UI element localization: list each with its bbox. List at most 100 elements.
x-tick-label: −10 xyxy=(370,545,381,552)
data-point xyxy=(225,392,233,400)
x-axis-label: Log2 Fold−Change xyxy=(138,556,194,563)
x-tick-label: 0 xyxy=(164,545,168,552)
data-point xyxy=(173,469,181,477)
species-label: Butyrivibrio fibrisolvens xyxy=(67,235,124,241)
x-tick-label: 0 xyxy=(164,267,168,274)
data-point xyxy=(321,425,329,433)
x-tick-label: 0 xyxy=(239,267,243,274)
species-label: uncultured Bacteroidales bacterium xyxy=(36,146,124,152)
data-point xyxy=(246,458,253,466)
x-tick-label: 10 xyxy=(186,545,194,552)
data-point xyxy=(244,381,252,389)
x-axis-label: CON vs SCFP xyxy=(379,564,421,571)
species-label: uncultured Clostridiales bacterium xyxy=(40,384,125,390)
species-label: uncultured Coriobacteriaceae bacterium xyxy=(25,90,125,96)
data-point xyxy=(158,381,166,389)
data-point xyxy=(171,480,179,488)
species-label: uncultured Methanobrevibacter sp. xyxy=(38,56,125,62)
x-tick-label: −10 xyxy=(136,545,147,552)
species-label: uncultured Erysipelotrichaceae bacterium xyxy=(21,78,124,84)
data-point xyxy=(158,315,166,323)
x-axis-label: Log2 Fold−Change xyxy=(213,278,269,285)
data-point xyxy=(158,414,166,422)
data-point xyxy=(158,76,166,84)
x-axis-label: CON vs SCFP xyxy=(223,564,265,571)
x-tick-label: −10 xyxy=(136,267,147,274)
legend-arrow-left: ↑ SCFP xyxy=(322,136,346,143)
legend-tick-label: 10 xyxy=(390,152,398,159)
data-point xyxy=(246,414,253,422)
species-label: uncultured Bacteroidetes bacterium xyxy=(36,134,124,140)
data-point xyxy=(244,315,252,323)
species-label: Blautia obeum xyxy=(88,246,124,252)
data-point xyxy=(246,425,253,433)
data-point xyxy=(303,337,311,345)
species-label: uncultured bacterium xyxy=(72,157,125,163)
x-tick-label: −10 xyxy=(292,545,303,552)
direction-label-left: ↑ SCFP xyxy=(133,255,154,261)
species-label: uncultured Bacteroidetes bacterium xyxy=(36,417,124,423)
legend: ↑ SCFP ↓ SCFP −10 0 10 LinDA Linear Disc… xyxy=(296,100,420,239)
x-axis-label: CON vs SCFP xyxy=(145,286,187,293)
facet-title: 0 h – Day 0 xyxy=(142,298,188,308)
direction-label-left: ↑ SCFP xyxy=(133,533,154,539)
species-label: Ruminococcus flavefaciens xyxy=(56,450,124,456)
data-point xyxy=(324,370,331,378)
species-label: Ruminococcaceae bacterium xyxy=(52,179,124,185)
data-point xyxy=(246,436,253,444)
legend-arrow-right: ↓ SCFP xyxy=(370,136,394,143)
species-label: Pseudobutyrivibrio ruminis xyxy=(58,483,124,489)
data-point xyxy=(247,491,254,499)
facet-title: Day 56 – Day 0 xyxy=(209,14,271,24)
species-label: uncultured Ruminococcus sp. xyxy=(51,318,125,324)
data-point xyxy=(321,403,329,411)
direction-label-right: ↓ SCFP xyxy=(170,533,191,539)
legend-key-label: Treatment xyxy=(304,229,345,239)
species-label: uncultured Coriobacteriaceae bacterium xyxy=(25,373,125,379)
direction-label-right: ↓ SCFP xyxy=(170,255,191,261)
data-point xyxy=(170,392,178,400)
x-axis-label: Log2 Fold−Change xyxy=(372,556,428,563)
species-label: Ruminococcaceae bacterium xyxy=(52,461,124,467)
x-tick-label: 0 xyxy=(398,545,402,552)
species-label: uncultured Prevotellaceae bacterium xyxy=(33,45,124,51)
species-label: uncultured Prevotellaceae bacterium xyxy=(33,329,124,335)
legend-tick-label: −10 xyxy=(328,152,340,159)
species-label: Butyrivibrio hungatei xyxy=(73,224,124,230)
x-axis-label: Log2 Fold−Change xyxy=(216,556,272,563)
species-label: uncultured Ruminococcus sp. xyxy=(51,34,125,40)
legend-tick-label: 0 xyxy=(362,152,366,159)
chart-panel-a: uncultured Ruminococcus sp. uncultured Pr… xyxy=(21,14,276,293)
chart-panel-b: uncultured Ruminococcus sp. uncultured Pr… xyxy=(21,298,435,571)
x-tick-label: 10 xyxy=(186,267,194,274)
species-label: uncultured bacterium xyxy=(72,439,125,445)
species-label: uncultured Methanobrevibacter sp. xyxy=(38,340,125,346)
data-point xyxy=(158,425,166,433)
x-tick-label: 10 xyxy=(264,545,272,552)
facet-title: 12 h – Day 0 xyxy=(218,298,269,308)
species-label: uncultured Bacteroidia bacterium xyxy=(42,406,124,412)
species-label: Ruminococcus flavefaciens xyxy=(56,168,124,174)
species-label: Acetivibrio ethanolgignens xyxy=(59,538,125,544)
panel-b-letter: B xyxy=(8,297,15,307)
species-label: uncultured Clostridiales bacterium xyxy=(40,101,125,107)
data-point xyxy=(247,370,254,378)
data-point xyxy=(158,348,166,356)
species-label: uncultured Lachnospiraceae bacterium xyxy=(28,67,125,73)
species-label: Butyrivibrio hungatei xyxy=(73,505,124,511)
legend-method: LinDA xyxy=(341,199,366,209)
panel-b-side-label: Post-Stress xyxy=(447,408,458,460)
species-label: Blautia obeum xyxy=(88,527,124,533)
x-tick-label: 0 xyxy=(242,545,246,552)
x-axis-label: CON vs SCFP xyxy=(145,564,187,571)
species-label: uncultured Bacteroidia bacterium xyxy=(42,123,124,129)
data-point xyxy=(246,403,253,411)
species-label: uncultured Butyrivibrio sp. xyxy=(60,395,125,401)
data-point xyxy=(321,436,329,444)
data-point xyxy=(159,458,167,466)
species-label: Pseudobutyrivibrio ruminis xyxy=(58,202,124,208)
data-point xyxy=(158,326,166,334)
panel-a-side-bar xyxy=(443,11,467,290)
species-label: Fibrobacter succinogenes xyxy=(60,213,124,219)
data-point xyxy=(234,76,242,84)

**PROMPT**
Copy every line of the data above exactly.

**EXERCISE RESULT**
UI element localization: list each with its bbox. List at most 100 elements.
x-tick-label: −10 xyxy=(370,545,381,552)
data-point xyxy=(225,392,233,400)
x-axis-label: Log2 Fold−Change xyxy=(138,556,194,563)
x-tick-label: 0 xyxy=(164,545,168,552)
data-point xyxy=(173,469,181,477)
species-label: Butyrivibrio fibrisolvens xyxy=(67,235,124,241)
x-tick-label: 0 xyxy=(164,267,168,274)
data-point xyxy=(321,425,329,433)
x-tick-label: 0 xyxy=(239,267,243,274)
species-label: uncultured Bacteroidales bacterium xyxy=(36,146,124,152)
data-point xyxy=(246,458,253,466)
x-tick-label: 10 xyxy=(186,545,194,552)
data-point xyxy=(244,381,252,389)
x-axis-label: CON vs SCFP xyxy=(379,564,421,571)
species-label: uncultured Clostridiales bacterium xyxy=(40,384,125,390)
species-label: uncultured Coriobacteriaceae bacterium xyxy=(25,90,125,96)
data-point xyxy=(158,381,166,389)
data-point xyxy=(171,480,179,488)
species-label: uncultured Methanobrevibacter sp. xyxy=(38,56,125,62)
x-tick-label: −10 xyxy=(136,545,147,552)
species-label: uncultured Erysipelotrichaceae bacterium xyxy=(21,78,124,84)
data-point xyxy=(158,315,166,323)
x-axis-label: Log2 Fold−Change xyxy=(213,278,269,285)
data-point xyxy=(158,414,166,422)
data-point xyxy=(158,76,166,84)
x-axis-label: CON vs SCFP xyxy=(223,564,265,571)
x-tick-label: −10 xyxy=(136,267,147,274)
legend-arrow-left: ↑ SCFP xyxy=(322,136,346,143)
legend-tick-label: 10 xyxy=(390,152,398,159)
data-point xyxy=(246,414,253,422)
species-label: uncultured Bacteroidetes bacterium xyxy=(36,134,124,140)
data-point xyxy=(244,315,252,323)
species-label: Blautia obeum xyxy=(88,246,124,252)
data-point xyxy=(246,425,253,433)
data-point xyxy=(303,337,311,345)
species-label: uncultured bacterium xyxy=(72,157,125,163)
x-tick-label: −10 xyxy=(292,545,303,552)
direction-label-left: ↑ SCFP xyxy=(133,255,154,261)
species-label: uncultured Bacteroidetes bacterium xyxy=(36,417,124,423)
legend: ↑ SCFP ↓ SCFP −10 0 10 LinDA Linear Disc… xyxy=(296,100,420,239)
x-axis-label: CON vs SCFP xyxy=(145,286,187,293)
facet-title: 0 h – Day 0 xyxy=(142,298,188,308)
direction-label-left: ↑ SCFP xyxy=(133,533,154,539)
species-label: Ruminococcus flavefaciens xyxy=(56,450,124,456)
data-point xyxy=(324,370,331,378)
species-label: Ruminococcaceae bacterium xyxy=(52,179,124,185)
data-point xyxy=(246,436,253,444)
legend-arrow-right: ↓ SCFP xyxy=(370,136,394,143)
species-label: Pseudobutyrivibrio ruminis xyxy=(58,483,124,489)
data-point xyxy=(247,491,254,499)
facet-title: Day 56 – Day 0 xyxy=(209,14,271,24)
species-label: uncultured Ruminococcus sp. xyxy=(51,318,125,324)
data-point xyxy=(321,403,329,411)
direction-label-right: ↓ SCFP xyxy=(170,533,191,539)
legend-key-label: Treatment xyxy=(304,229,345,239)
species-label: uncultured Coriobacteriaceae bacterium xyxy=(25,373,125,379)
direction-label-right: ↓ SCFP xyxy=(170,255,191,261)
data-point xyxy=(170,392,178,400)
x-axis-label: Log2 Fold−Change xyxy=(372,556,428,563)
species-label: Ruminococcaceae bacterium xyxy=(52,461,124,467)
x-tick-label: 0 xyxy=(398,545,402,552)
species-label: uncultured Prevotellaceae bacterium xyxy=(33,45,124,51)
species-label: uncultured Prevotellaceae bacterium xyxy=(33,329,124,335)
legend-tick-label: −10 xyxy=(328,152,340,159)
species-label: Butyrivibrio hungatei xyxy=(73,224,124,230)
x-axis-label: Log2 Fold−Change xyxy=(216,556,272,563)
species-label: uncultured Ruminococcus sp. xyxy=(51,34,125,40)
legend-tick-label: 0 xyxy=(362,152,366,159)
chart-panel-a: uncultured Ruminococcus sp. uncultured Pr… xyxy=(21,14,276,293)
chart-panel-b: uncultured Ruminococcus sp. uncultured Pr… xyxy=(21,298,435,571)
x-tick-label: 10 xyxy=(186,267,194,274)
species-label: uncultured bacterium xyxy=(72,439,125,445)
species-label: uncultured Methanobrevibacter sp. xyxy=(38,340,125,346)
data-point xyxy=(158,425,166,433)
x-tick-label: 10 xyxy=(264,545,272,552)
facet-title: 12 h – Day 0 xyxy=(218,298,269,308)
species-label: uncultured Bacteroidia bacterium xyxy=(42,406,124,412)
species-label: Ruminococcus flavefaciens xyxy=(56,168,124,174)
species-label: Acetivibrio ethanolgignens xyxy=(59,538,125,544)
panel-b-letter: B xyxy=(8,297,15,307)
species-label: uncultured Clostridiales bacterium xyxy=(40,101,125,107)
data-point xyxy=(247,370,254,378)
data-point xyxy=(158,348,166,356)
species-label: uncultured Lachnospiraceae bacterium xyxy=(28,67,125,73)
species-label: Butyrivibrio hungatei xyxy=(73,505,124,511)
legend-method: LinDA xyxy=(341,199,366,209)
panel-b-side-label: Post-Stress xyxy=(447,408,458,460)
species-label: Blautia obeum xyxy=(88,527,124,533)
x-tick-label: 0 xyxy=(242,545,246,552)
x-axis-label: CON vs SCFP xyxy=(145,564,187,571)
species-label: uncultured Bacteroidia bacterium xyxy=(42,123,124,129)
data-point xyxy=(246,403,253,411)
species-label: uncultured Butyrivibrio sp. xyxy=(60,395,125,401)
data-point xyxy=(321,436,329,444)
data-point xyxy=(159,458,167,466)
species-label: Pseudobutyrivibrio ruminis xyxy=(58,202,124,208)
data-point xyxy=(158,326,166,334)
panel-a-side-bar xyxy=(443,11,467,290)
species-label: Fibrobacter succinogenes xyxy=(60,213,124,219)
data-point xyxy=(234,76,242,84)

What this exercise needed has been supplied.